BRIEF: From the entries below, work out the number of lines that hold the word "pacientes", and give that number alone.

Records from a data collection
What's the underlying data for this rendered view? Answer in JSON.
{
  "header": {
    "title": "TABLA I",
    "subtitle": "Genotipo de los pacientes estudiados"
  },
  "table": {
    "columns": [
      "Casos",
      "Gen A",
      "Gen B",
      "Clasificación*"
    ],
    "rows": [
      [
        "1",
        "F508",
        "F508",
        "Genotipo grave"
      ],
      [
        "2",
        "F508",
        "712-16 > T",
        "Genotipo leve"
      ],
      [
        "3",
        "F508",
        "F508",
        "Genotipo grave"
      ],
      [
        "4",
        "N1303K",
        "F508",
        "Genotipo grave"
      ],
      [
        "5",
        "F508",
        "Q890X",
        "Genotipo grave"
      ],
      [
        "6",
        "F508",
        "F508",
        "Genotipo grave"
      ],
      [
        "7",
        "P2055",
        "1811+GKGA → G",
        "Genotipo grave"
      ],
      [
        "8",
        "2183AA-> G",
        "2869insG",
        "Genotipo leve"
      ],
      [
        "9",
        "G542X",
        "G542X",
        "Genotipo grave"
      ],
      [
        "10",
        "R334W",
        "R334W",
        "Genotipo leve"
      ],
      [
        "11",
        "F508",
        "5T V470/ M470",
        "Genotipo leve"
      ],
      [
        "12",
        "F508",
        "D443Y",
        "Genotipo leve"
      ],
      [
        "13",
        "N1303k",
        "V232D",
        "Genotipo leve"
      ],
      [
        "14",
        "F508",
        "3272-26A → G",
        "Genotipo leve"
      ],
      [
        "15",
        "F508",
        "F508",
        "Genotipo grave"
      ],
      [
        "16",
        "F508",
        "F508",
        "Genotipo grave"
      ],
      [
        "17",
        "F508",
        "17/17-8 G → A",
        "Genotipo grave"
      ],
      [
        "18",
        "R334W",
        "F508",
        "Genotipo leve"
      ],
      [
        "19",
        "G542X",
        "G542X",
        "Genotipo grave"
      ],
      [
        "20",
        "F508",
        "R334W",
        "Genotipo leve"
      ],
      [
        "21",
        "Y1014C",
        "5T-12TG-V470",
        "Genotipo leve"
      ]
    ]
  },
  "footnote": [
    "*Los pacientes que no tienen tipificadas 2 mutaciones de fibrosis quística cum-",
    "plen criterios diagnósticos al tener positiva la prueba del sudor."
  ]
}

FULL SOLUTION: 2